Aim
All of the entries must be reproduced exactly, with no images carried over.

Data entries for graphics
□ □ □ □ □ □ □

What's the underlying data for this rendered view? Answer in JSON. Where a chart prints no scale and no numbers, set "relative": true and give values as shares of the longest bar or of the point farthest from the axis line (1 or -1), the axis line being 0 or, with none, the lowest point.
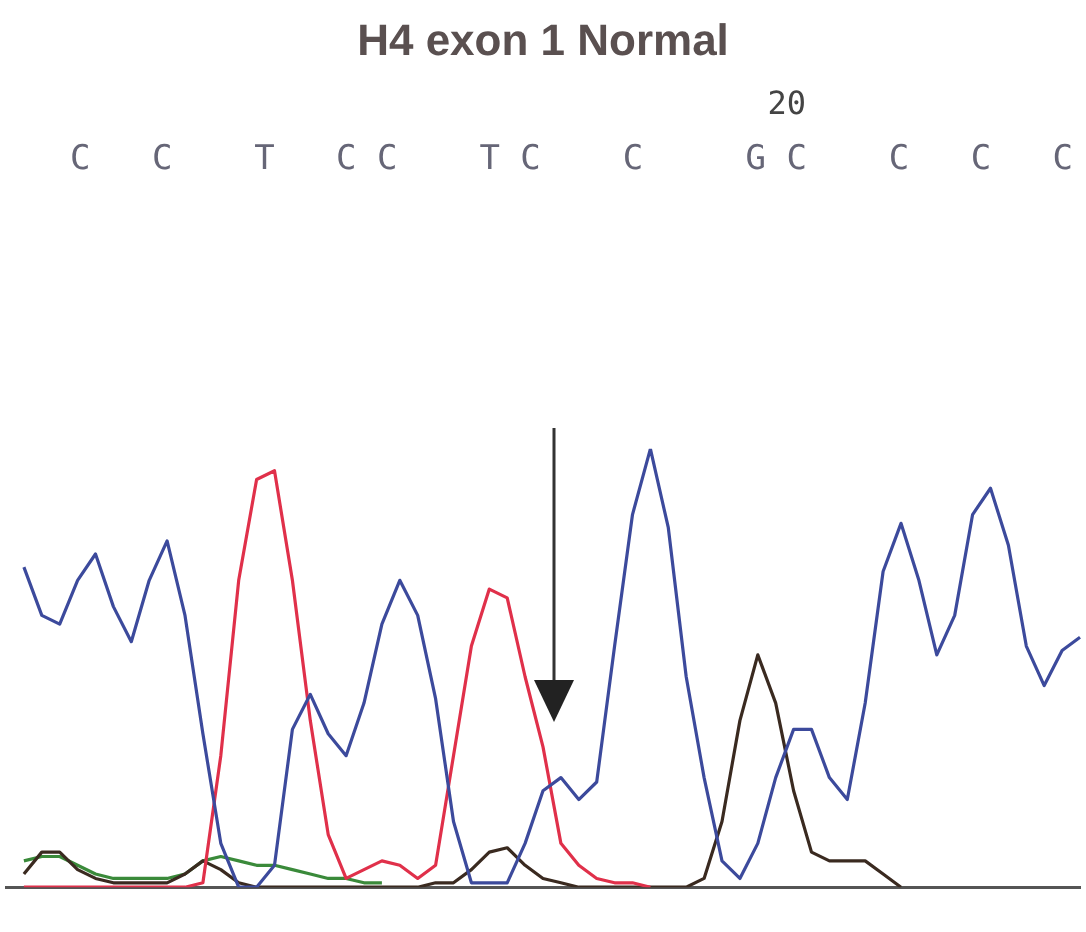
{
  "chart_data": {
    "type": "line",
    "title": "H4 exon 1 Normal",
    "relative": true,
    "legend": false,
    "marker": "none",
    "line_style": "solid",
    "annotations": [
      "20",
      "C   C    T   C C    T C    C     G C    C   C   C"
    ],
    "categories": [
      null,
      null,
      null,
      null,
      null,
      null,
      null,
      null,
      null,
      null,
      null,
      null,
      null,
      null,
      null,
      null,
      null,
      null,
      null,
      null,
      null,
      null,
      null,
      null,
      null,
      null,
      null,
      null,
      null,
      null,
      null,
      null,
      null,
      null,
      null,
      null,
      null,
      null,
      null,
      null,
      null,
      null,
      null,
      null,
      null,
      null,
      null,
      null,
      null,
      null,
      null,
      null,
      null,
      null,
      null,
      null,
      null,
      null,
      null,
      null,
      null
    ],
    "series": [
      {
        "color": "#3c4a9c",
        "values": [
          null,
          0.73,
          0.62,
          0.6,
          0.7,
          0.76,
          0.64,
          0.56,
          0.7,
          0.79,
          0.62,
          0.35,
          0.1,
          0,
          0,
          0.05,
          0.36,
          0.44,
          0.35,
          0.3,
          0.42,
          0.6,
          0.7,
          0.62,
          0.43,
          0.15,
          0.01,
          0.01,
          0.01,
          0.1,
          0.22,
          0.25,
          0.2,
          0.24,
          0.55,
          0.85,
          1,
          0.82,
          0.48,
          0.25,
          0.06,
          0.02,
          0.1,
          0.25,
          0.36,
          0.36,
          0.25,
          0.2,
          0.42,
          0.72,
          0.83,
          0.7,
          0.53,
          0.62,
          0.85,
          0.91,
          0.78,
          0.55,
          0.46,
          0.54,
          0.57
        ]
      },
      {
        "color": "#e0304a",
        "values": [
          null,
          0,
          0,
          0,
          0,
          0,
          0,
          0,
          0,
          0,
          0,
          0.01,
          0.3,
          0.7,
          0.93,
          0.95,
          0.7,
          0.38,
          0.12,
          0.02,
          0.04,
          0.06,
          0.05,
          0.02,
          0.05,
          0.3,
          0.55,
          0.68,
          0.66,
          0.48,
          0.32,
          0.1,
          0.05,
          0.02,
          0.01,
          0.01,
          0,
          null,
          null,
          null,
          null,
          null,
          null,
          null,
          null,
          null,
          null,
          null,
          null,
          null,
          null,
          null,
          null,
          null,
          null,
          null,
          null,
          null,
          null,
          null,
          null
        ]
      },
      {
        "color": "#3a2a20",
        "values": [
          null,
          0.03,
          0.08,
          0.08,
          0.04,
          0.02,
          0.01,
          0.01,
          0.01,
          0.01,
          0.03,
          0.06,
          0.04,
          0.01,
          0,
          0,
          0,
          0,
          0,
          0,
          0,
          0,
          0,
          0,
          0.01,
          0.01,
          0.04,
          0.08,
          0.09,
          0.05,
          0.02,
          0.01,
          0,
          0,
          0,
          0,
          0,
          0,
          0,
          0.02,
          0.15,
          0.38,
          0.53,
          0.42,
          0.22,
          0.08,
          0.06,
          0.06,
          0.06,
          0.03,
          0,
          null,
          null,
          null,
          null,
          null,
          null,
          null,
          null,
          null,
          null
        ]
      },
      {
        "color": "#3a8a3a",
        "values": [
          null,
          0.06,
          0.07,
          0.07,
          0.05,
          0.03,
          0.02,
          0.02,
          0.02,
          0.02,
          0.03,
          0.06,
          0.07,
          0.06,
          0.05,
          0.05,
          0.04,
          0.03,
          0.02,
          0.02,
          0.01,
          0.01,
          null,
          null,
          null,
          null,
          null,
          null,
          null,
          null,
          null,
          null,
          null,
          null,
          null,
          null,
          null,
          null,
          null,
          null,
          null,
          null,
          null,
          null,
          null,
          null,
          null,
          null,
          null,
          null,
          null,
          null,
          null,
          null,
          null,
          null,
          null,
          null,
          null,
          null,
          null
        ]
      }
    ]
  }
}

□ □ □ □ □ □ □

Written reply
What's the underlying data for this rendered view? Answer in JSON. Where a chart prints no scale and no numbers, set "relative": true and give values as shares of the longest bar or of the point farthest from the axis line (1 or -1), the axis line being 0 or, with none, the lowest point.
{
  "chart_data": {
    "type": "line",
    "title": "H4 exon 1 Normal",
    "relative": true,
    "legend": false,
    "marker": "none",
    "line_style": "solid",
    "annotations": [
      "20",
      "C   C    T   C C    T C    C     G C    C   C   C"
    ],
    "categories": [
      null,
      null,
      null,
      null,
      null,
      null,
      null,
      null,
      null,
      null,
      null,
      null,
      null,
      null,
      null,
      null,
      null,
      null,
      null,
      null,
      null,
      null,
      null,
      null,
      null,
      null,
      null,
      null,
      null,
      null,
      null,
      null,
      null,
      null,
      null,
      null,
      null,
      null,
      null,
      null,
      null,
      null,
      null,
      null,
      null,
      null,
      null,
      null,
      null,
      null,
      null,
      null,
      null,
      null,
      null,
      null,
      null,
      null,
      null,
      null,
      null
    ],
    "series": [
      {
        "color": "#3c4a9c",
        "values": [
          null,
          0.73,
          0.62,
          0.6,
          0.7,
          0.76,
          0.64,
          0.56,
          0.7,
          0.79,
          0.62,
          0.35,
          0.1,
          0,
          0,
          0.05,
          0.36,
          0.44,
          0.35,
          0.3,
          0.42,
          0.6,
          0.7,
          0.62,
          0.43,
          0.15,
          0.01,
          0.01,
          0.01,
          0.1,
          0.22,
          0.25,
          0.2,
          0.24,
          0.55,
          0.85,
          1,
          0.82,
          0.48,
          0.25,
          0.06,
          0.02,
          0.1,
          0.25,
          0.36,
          0.36,
          0.25,
          0.2,
          0.42,
          0.72,
          0.83,
          0.7,
          0.53,
          0.62,
          0.85,
          0.91,
          0.78,
          0.55,
          0.46,
          0.54,
          0.57
        ]
      },
      {
        "color": "#e0304a",
        "values": [
          null,
          0,
          0,
          0,
          0,
          0,
          0,
          0,
          0,
          0,
          0,
          0.01,
          0.3,
          0.7,
          0.93,
          0.95,
          0.7,
          0.38,
          0.12,
          0.02,
          0.04,
          0.06,
          0.05,
          0.02,
          0.05,
          0.3,
          0.55,
          0.68,
          0.66,
          0.48,
          0.32,
          0.1,
          0.05,
          0.02,
          0.01,
          0.01,
          0,
          null,
          null,
          null,
          null,
          null,
          null,
          null,
          null,
          null,
          null,
          null,
          null,
          null,
          null,
          null,
          null,
          null,
          null,
          null,
          null,
          null,
          null,
          null,
          null
        ]
      },
      {
        "color": "#3a2a20",
        "values": [
          null,
          0.03,
          0.08,
          0.08,
          0.04,
          0.02,
          0.01,
          0.01,
          0.01,
          0.01,
          0.03,
          0.06,
          0.04,
          0.01,
          0,
          0,
          0,
          0,
          0,
          0,
          0,
          0,
          0,
          0,
          0.01,
          0.01,
          0.04,
          0.08,
          0.09,
          0.05,
          0.02,
          0.01,
          0,
          0,
          0,
          0,
          0,
          0,
          0,
          0.02,
          0.15,
          0.38,
          0.53,
          0.42,
          0.22,
          0.08,
          0.06,
          0.06,
          0.06,
          0.03,
          0,
          null,
          null,
          null,
          null,
          null,
          null,
          null,
          null,
          null,
          null
        ]
      },
      {
        "color": "#3a8a3a",
        "values": [
          null,
          0.06,
          0.07,
          0.07,
          0.05,
          0.03,
          0.02,
          0.02,
          0.02,
          0.02,
          0.03,
          0.06,
          0.07,
          0.06,
          0.05,
          0.05,
          0.04,
          0.03,
          0.02,
          0.02,
          0.01,
          0.01,
          null,
          null,
          null,
          null,
          null,
          null,
          null,
          null,
          null,
          null,
          null,
          null,
          null,
          null,
          null,
          null,
          null,
          null,
          null,
          null,
          null,
          null,
          null,
          null,
          null,
          null,
          null,
          null,
          null,
          null,
          null,
          null,
          null,
          null,
          null,
          null,
          null,
          null,
          null
        ]
      }
    ]
  }
}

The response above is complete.